Figure contents as structured data:
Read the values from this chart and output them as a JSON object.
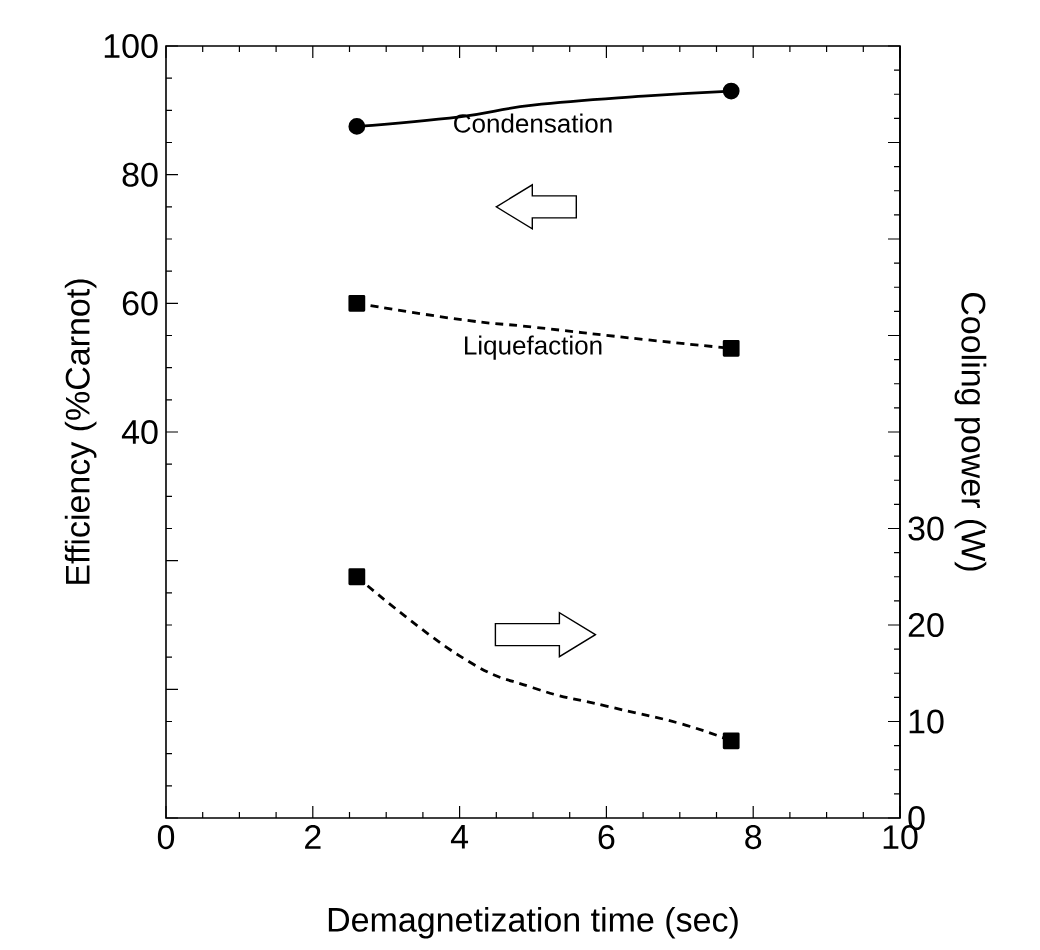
{
  "chart_data": {
    "type": "scatter",
    "xlabel": "Demagnetization time (sec)",
    "ylabel": "Efficiency (%Carnot)",
    "y2label": "Cooling power (W)",
    "xlim": [
      0,
      10
    ],
    "xticks": [
      0,
      2,
      4,
      6,
      8,
      10
    ],
    "ylim": [
      -20,
      100
    ],
    "yticks": [
      {
        "value": -20,
        "label": null
      },
      {
        "value": 0,
        "label": null
      },
      {
        "value": 20,
        "label": null
      },
      40,
      60,
      80,
      100
    ],
    "y2lim": [
      0,
      80
    ],
    "y2ticks": [
      0,
      10,
      20,
      30,
      {
        "value": 40,
        "label": null
      },
      {
        "value": 50,
        "label": null
      },
      {
        "value": 60,
        "label": null
      },
      {
        "value": 70,
        "label": null
      },
      {
        "value": 80,
        "label": null
      }
    ],
    "legend": false,
    "grid": false,
    "series": [
      {
        "marker": "circle",
        "color": "#000000",
        "x": [
          2.6,
          7.7
        ],
        "values": [
          87.5,
          93
        ]
      },
      {
        "name": "Condensation",
        "type": "line",
        "line_style": "solid",
        "marker": "none",
        "color": "#000000",
        "x": [
          2.6,
          4,
          5,
          6.5,
          7.7
        ],
        "values": [
          87.5,
          89,
          90.8,
          92.2,
          93
        ]
      },
      {
        "marker": "square",
        "color": "#000000",
        "x": [
          2.6,
          7.7
        ],
        "values": [
          60,
          53
        ]
      },
      {
        "name": "Liquefaction",
        "type": "line",
        "line_style": "dashed",
        "marker": "none",
        "color": "#000000",
        "x": [
          2.6,
          4,
          5,
          6.5,
          7.7
        ],
        "values": [
          60,
          57.5,
          56.3,
          54.4,
          53
        ]
      },
      {
        "axis": "y2",
        "marker": "square",
        "color": "#000000",
        "x": [
          2.6,
          7.7
        ],
        "values": [
          25,
          8
        ]
      },
      {
        "type": "line",
        "axis": "y2",
        "line_style": "dashed",
        "marker": "none",
        "color": "#000000",
        "x": [
          2.6,
          4,
          5,
          6,
          7,
          7.7
        ],
        "values": [
          25,
          16.8,
          13.5,
          11.6,
          9.8,
          8
        ]
      }
    ]
  }
}
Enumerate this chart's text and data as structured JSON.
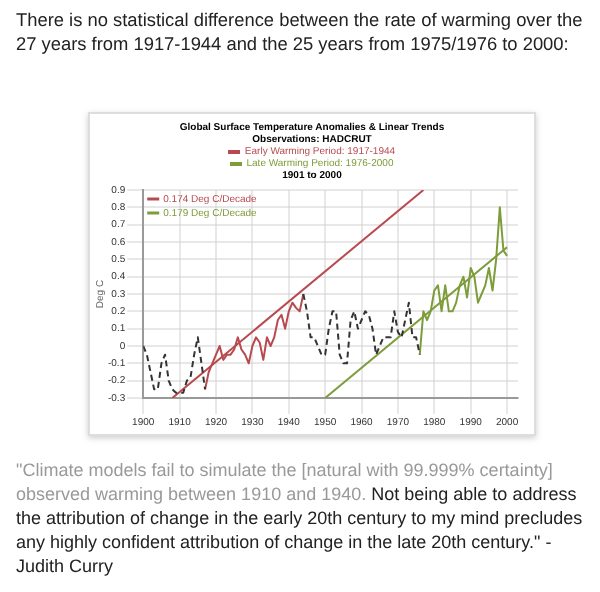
{
  "chart_data": {
    "type": "line",
    "title": "Global Surface Temperature Anomalies & Linear Trends",
    "subtitle": "Observations: HADCRUT",
    "ylabel": "Deg C",
    "annotations": [
      "There is no statistical difference between the rate of warming over the 27 years from 1917-1944 and the 25 years from 1975/1976 to 2000:",
      "1901 to 2000",
      "\"Climate models fail to simulate the [natural with 99.999% certainty] observed warming between 1910 and 1940.",
      "Not being able to address the attribution of change in the early 20th century to my mind precludes any highly confident attribution of change in the late 20th century.\" - Judith Curry"
    ],
    "xlim": [
      1900,
      2003
    ],
    "xticks": [
      1900,
      1910,
      1920,
      1930,
      1940,
      1950,
      1960,
      1970,
      1980,
      1990,
      2000
    ],
    "ylim": [
      -0.3,
      0.9
    ],
    "yticks": [
      -0.3,
      -0.2,
      -0.1,
      0,
      0.1,
      0.2,
      0.3,
      0.4,
      0.5,
      0.6,
      0.7,
      0.8,
      0.9
    ],
    "grid": true,
    "marker": "none",
    "legend": "top",
    "series": [
      {
        "color": "#333333",
        "line_style": "dashed",
        "x": [
          1900,
          1901,
          1902,
          1903,
          1904,
          1905,
          1906,
          1907,
          1908,
          1909,
          1910,
          1911,
          1912,
          1913,
          1914,
          1915,
          1916,
          1917,
          null,
          1944,
          1945,
          1946,
          1947,
          1948,
          1949,
          1950,
          1951,
          1952,
          1953,
          1954,
          1955,
          1956,
          1957,
          1958,
          1959,
          1960,
          1961,
          1962,
          1963,
          1964,
          1965,
          1966,
          1967,
          1968,
          1969,
          1970,
          1971,
          1972,
          1973,
          1974,
          1975,
          1976
        ],
        "values": [
          0,
          -0.05,
          -0.15,
          -0.25,
          -0.25,
          -0.1,
          -0.05,
          -0.2,
          -0.25,
          -0.27,
          -0.27,
          -0.27,
          -0.2,
          -0.18,
          -0.05,
          0.05,
          -0.1,
          -0.25,
          null,
          0.3,
          0.2,
          0.05,
          0.05,
          0,
          -0.05,
          -0.05,
          0.1,
          0.2,
          0.2,
          -0.05,
          -0.1,
          -0.1,
          0.15,
          0.2,
          0.1,
          0.15,
          0.2,
          0.18,
          0.1,
          -0.05,
          0,
          0.05,
          0.05,
          0.05,
          0.2,
          0.08,
          0.05,
          0.15,
          0.25,
          0.05,
          0.05,
          -0.05
        ]
      },
      {
        "name": "Early Warming Period: 1917-1944",
        "color": "#b84a4f",
        "x": [
          1917,
          1918,
          1919,
          1920,
          1921,
          1922,
          1923,
          1924,
          1925,
          1926,
          1927,
          1928,
          1929,
          1930,
          1931,
          1932,
          1933,
          1934,
          1935,
          1936,
          1937,
          1938,
          1939,
          1940,
          1941,
          1942,
          1943,
          1944
        ],
        "values": [
          -0.25,
          -0.15,
          -0.1,
          -0.05,
          0,
          -0.08,
          -0.05,
          -0.05,
          -0.02,
          0.05,
          -0.02,
          -0.05,
          -0.1,
          0,
          0.05,
          0.02,
          -0.08,
          0.05,
          0,
          0.05,
          0.15,
          0.18,
          0.1,
          0.2,
          0.25,
          0.22,
          0.2,
          0.3
        ]
      },
      {
        "name": "Late Warming Period: 1976-2000",
        "color": "#7d9c3a",
        "x": [
          1976,
          1977,
          1978,
          1979,
          1980,
          1981,
          1982,
          1983,
          1984,
          1985,
          1986,
          1987,
          1988,
          1989,
          1990,
          1991,
          1992,
          1993,
          1994,
          1995,
          1996,
          1997,
          1998,
          1999,
          2000
        ],
        "values": [
          -0.05,
          0.2,
          0.15,
          0.2,
          0.32,
          0.35,
          0.2,
          0.35,
          0.2,
          0.2,
          0.25,
          0.35,
          0.4,
          0.28,
          0.45,
          0.4,
          0.25,
          0.3,
          0.35,
          0.45,
          0.32,
          0.5,
          0.8,
          0.55,
          0.52
        ]
      },
      {
        "name": "0.174 Deg C/Decade",
        "type": "line",
        "color": "#b84a4f",
        "x": [
          1908,
          1977
        ],
        "values": [
          -0.3,
          0.9
        ]
      },
      {
        "name": "0.179 Deg C/Decade",
        "type": "line",
        "color": "#7d9c3a",
        "x": [
          1950,
          2000
        ],
        "values": [
          -0.3,
          0.57
        ]
      }
    ]
  }
}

> _Request_: Report how many lines include the word "name". Give nothing but the number.

> _Result of this task_: 6